_Source document:_
From: Greg Kroah-Hartman <gregkh@linuxfoundation.org>
To: stable@vger.kernel.org
Cc: Greg Kroah-Hartman <gregkh@linuxfoundation.org>,
patches@lists.linux.dev,
Nicholas Kazlauskas <Nicholas.Kazlauskas@amd.com>,
Jasdeep Dhillon <jdhillon@amd.com>,
Stylon Wang <stylon.wang@amd.com>,
Alex Deucher <alexander.deucher@amd.com>,
"Limonciello, Mario" <mario.limonciello@amd.com>
Subject: [PATCH 6.1 29/42] drm/amd/display: Fix race condition in DPIA AUX transfer
Date: Wed, 1 Mar 2023 19:08:50 +0100 [thread overview]
Message-ID: <20230301180658.363778517@linuxfoundation.org> (raw)
In-Reply-To: <20230301180657.003689969@linuxfoundation.org>
From: Stylon Wang <stylon.wang@amd.com>
commit ead08b95fa50f40618c72b93a849c4ae30c9cd50 upstream.

_Information supplied:_
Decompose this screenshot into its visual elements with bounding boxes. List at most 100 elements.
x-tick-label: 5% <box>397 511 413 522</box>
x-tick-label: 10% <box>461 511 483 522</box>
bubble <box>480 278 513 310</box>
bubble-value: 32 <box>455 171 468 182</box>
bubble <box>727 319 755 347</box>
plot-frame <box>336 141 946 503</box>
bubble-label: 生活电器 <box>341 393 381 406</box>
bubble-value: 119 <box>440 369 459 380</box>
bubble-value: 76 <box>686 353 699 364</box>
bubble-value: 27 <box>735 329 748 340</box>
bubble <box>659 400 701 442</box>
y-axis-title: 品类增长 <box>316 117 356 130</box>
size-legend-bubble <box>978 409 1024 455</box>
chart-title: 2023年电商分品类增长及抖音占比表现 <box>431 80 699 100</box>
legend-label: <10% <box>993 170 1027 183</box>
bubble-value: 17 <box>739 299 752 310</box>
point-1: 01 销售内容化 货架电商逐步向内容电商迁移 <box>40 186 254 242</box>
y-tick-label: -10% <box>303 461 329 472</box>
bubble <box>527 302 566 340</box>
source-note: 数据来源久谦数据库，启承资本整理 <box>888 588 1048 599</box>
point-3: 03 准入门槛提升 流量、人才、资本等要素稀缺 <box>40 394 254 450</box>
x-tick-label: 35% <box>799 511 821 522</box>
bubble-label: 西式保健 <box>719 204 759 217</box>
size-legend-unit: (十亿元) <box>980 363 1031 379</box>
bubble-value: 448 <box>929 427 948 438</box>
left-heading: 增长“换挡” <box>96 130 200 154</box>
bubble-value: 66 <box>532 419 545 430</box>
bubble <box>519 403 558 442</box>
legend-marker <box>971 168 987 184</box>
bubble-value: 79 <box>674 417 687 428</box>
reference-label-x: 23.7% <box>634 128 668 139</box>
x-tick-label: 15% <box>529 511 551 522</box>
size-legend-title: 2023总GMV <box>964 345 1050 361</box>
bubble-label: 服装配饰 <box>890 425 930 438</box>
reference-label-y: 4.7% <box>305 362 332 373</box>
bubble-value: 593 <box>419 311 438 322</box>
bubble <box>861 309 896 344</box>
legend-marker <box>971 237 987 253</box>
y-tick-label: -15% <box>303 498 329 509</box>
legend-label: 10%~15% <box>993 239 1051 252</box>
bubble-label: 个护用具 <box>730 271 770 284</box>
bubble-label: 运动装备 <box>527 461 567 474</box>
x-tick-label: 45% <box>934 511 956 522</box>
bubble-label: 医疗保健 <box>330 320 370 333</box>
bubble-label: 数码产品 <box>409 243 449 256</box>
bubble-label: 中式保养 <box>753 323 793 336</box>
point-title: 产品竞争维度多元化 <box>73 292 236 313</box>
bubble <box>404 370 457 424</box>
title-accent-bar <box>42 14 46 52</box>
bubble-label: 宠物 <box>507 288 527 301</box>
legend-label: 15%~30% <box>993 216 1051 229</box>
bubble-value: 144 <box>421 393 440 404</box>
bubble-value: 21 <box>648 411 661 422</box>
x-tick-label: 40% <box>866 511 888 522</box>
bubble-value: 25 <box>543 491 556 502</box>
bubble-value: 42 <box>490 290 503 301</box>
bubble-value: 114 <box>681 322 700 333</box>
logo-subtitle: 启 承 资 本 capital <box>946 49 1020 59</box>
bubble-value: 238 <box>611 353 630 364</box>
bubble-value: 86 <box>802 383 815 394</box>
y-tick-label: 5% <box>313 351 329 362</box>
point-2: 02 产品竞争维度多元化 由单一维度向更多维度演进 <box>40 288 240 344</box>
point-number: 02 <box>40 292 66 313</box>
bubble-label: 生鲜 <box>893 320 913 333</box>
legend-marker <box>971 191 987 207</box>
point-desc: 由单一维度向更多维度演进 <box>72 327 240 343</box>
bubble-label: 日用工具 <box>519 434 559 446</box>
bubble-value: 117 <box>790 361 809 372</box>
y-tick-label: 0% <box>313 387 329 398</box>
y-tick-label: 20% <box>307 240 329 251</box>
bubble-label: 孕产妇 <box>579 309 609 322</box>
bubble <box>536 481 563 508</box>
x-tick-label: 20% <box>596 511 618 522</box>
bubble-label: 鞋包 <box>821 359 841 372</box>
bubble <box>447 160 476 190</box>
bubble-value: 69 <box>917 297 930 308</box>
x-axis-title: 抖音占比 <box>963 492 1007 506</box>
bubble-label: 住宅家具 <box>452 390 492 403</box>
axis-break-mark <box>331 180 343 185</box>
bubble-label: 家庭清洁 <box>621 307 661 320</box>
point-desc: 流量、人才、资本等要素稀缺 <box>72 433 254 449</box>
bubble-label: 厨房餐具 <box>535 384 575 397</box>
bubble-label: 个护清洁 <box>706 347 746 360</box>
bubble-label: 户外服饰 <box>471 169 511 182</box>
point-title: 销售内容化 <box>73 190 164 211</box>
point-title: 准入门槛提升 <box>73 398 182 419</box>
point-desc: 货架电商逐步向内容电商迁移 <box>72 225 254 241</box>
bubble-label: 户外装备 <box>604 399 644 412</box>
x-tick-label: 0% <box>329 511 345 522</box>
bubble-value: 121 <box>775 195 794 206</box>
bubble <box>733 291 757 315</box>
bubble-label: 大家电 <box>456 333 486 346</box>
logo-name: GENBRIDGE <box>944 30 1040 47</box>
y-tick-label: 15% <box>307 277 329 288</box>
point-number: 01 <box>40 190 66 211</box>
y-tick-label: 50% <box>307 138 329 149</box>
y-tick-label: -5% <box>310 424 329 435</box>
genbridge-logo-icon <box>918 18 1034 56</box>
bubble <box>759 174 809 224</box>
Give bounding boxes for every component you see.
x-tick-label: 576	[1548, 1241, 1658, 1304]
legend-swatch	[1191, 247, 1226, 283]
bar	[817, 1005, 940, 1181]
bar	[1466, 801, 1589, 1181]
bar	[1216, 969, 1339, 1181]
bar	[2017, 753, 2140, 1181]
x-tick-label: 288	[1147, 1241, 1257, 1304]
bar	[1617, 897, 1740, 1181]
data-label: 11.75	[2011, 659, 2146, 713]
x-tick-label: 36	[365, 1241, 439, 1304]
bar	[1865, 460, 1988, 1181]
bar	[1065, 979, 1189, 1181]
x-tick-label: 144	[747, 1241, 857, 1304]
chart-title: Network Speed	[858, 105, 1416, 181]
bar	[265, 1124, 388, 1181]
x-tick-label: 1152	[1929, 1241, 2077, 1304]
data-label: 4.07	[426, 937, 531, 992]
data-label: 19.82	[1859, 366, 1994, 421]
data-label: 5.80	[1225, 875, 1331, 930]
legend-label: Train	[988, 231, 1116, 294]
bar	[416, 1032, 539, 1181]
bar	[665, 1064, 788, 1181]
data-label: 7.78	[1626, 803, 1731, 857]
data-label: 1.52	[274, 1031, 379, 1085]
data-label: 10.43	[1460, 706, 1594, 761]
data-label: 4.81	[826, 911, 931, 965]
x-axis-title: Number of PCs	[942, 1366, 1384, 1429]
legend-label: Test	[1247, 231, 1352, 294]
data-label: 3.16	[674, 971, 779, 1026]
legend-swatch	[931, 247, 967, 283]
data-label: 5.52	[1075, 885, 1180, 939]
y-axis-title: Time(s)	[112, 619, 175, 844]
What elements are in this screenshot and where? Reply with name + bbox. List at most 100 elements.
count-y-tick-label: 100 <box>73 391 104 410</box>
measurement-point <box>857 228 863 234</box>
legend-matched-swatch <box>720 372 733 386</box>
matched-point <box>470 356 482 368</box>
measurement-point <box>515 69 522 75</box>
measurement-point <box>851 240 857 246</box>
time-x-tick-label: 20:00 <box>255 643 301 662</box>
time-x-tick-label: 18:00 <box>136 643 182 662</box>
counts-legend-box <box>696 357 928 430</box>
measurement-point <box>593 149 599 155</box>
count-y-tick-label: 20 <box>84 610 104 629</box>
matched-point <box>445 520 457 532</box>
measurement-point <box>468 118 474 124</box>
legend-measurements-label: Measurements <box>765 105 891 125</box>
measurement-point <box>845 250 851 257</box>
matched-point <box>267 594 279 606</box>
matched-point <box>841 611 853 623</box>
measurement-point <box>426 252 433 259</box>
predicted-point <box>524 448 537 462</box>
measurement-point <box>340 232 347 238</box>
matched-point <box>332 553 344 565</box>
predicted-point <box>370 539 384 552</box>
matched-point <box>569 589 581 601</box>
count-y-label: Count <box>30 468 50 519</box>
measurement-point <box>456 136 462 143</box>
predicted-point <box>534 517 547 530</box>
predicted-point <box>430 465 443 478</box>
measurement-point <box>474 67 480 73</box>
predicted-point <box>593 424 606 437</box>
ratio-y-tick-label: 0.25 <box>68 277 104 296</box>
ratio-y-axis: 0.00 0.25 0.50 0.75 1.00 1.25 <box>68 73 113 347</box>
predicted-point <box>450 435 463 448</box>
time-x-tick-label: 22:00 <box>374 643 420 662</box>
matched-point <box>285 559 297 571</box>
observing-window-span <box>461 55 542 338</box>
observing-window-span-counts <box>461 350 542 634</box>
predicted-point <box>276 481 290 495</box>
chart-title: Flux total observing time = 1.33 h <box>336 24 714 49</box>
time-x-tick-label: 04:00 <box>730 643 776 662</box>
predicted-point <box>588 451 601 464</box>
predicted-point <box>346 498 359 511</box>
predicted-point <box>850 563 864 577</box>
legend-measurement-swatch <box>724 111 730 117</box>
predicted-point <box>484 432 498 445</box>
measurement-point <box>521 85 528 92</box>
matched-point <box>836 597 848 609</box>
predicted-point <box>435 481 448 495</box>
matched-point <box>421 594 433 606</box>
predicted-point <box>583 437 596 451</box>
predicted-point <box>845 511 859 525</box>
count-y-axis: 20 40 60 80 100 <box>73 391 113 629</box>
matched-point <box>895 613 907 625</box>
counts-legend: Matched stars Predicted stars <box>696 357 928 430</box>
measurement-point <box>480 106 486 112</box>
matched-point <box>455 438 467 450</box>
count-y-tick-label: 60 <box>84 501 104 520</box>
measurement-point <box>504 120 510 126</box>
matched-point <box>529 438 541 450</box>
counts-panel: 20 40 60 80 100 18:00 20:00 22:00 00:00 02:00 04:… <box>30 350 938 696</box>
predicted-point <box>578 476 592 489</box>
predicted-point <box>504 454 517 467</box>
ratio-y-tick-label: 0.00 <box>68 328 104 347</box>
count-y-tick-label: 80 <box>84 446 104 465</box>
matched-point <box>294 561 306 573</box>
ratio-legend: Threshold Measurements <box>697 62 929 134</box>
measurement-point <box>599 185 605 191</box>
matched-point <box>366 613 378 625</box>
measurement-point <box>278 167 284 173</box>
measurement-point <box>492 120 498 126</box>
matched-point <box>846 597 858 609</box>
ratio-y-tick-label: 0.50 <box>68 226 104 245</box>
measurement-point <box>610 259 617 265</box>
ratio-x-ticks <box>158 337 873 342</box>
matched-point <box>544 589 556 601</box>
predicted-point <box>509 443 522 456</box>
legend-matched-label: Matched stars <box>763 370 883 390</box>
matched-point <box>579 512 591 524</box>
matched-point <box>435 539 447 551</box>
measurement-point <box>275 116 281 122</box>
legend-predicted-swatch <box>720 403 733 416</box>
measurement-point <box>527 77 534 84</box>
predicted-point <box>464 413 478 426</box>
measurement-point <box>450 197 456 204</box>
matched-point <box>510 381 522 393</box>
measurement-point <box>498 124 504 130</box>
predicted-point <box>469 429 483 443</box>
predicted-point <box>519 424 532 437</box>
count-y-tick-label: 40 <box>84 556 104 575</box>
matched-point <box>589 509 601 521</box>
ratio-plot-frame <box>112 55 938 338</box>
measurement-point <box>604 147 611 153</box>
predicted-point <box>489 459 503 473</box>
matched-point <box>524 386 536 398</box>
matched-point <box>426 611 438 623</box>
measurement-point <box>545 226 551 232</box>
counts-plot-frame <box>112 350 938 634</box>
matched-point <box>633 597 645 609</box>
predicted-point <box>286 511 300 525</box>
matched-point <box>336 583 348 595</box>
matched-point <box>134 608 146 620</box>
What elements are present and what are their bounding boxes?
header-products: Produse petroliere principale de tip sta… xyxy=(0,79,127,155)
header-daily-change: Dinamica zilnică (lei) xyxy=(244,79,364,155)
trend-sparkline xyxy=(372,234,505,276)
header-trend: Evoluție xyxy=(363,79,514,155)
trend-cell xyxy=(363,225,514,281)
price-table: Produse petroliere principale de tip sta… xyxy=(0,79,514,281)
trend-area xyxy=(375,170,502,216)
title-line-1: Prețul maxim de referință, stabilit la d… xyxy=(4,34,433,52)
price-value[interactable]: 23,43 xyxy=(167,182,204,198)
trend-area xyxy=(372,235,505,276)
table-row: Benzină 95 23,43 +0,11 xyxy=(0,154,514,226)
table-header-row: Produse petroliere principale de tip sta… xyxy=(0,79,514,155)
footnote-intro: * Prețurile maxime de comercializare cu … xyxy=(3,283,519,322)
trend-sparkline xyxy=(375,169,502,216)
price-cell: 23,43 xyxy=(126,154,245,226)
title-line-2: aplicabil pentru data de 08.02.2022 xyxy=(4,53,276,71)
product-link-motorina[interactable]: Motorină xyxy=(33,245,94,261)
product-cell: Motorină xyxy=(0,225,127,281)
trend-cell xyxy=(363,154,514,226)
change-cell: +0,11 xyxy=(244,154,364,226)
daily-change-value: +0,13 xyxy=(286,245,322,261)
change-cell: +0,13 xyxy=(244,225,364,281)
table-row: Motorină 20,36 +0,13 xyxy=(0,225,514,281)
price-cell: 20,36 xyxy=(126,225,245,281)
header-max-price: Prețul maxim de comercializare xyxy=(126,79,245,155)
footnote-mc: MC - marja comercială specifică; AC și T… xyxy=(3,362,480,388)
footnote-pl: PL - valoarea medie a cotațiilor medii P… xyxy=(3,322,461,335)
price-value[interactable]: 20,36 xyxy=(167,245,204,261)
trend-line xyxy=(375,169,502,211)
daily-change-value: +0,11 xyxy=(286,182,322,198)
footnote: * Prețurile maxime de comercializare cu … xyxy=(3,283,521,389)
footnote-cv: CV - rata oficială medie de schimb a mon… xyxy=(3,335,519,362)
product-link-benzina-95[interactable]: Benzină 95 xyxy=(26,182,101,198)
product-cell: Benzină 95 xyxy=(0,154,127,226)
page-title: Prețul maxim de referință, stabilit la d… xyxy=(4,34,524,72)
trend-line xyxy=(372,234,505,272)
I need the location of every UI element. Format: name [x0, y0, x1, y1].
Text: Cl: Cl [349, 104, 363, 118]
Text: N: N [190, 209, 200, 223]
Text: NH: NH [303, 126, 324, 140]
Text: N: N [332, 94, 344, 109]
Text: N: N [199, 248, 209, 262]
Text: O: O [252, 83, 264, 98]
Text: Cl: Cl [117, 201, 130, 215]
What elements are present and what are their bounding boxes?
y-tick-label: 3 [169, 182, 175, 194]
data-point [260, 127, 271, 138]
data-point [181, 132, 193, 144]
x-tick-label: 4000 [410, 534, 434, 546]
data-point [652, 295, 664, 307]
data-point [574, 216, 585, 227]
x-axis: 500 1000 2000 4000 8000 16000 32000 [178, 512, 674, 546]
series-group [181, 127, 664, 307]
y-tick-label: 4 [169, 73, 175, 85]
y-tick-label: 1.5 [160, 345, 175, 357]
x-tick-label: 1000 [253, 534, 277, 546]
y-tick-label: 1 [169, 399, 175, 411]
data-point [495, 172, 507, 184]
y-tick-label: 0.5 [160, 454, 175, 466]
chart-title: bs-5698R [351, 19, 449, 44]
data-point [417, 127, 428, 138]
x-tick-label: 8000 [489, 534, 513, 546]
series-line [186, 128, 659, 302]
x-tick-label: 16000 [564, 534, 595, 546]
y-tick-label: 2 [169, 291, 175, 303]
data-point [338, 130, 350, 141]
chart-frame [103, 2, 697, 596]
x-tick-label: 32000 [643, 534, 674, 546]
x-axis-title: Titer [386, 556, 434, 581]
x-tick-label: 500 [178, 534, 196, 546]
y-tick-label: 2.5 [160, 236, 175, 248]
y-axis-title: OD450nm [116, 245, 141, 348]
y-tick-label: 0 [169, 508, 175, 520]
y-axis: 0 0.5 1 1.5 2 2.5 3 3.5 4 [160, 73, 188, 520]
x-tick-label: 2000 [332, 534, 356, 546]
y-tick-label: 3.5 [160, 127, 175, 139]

_To be done:_ Do these statements agree with the patch email? Answer yes or no for each and quote the words that decide it. (a) The message was addressed to stable@vger.kernel.org. (b) The subject line concerns a race condition in DPIA AUX transfer. (c) The message is dated Thursday, 2 March 2023. Please rely only on the patch email, not on the items.

_Answer in full:_
(a) Yes: "To: stable@vger.kernel.org"
(b) Yes: "Fix race condition in DPIA AUX transfer"
(c) No: "Date: Wed, 1 Mar 2023 19:08:50 +0100"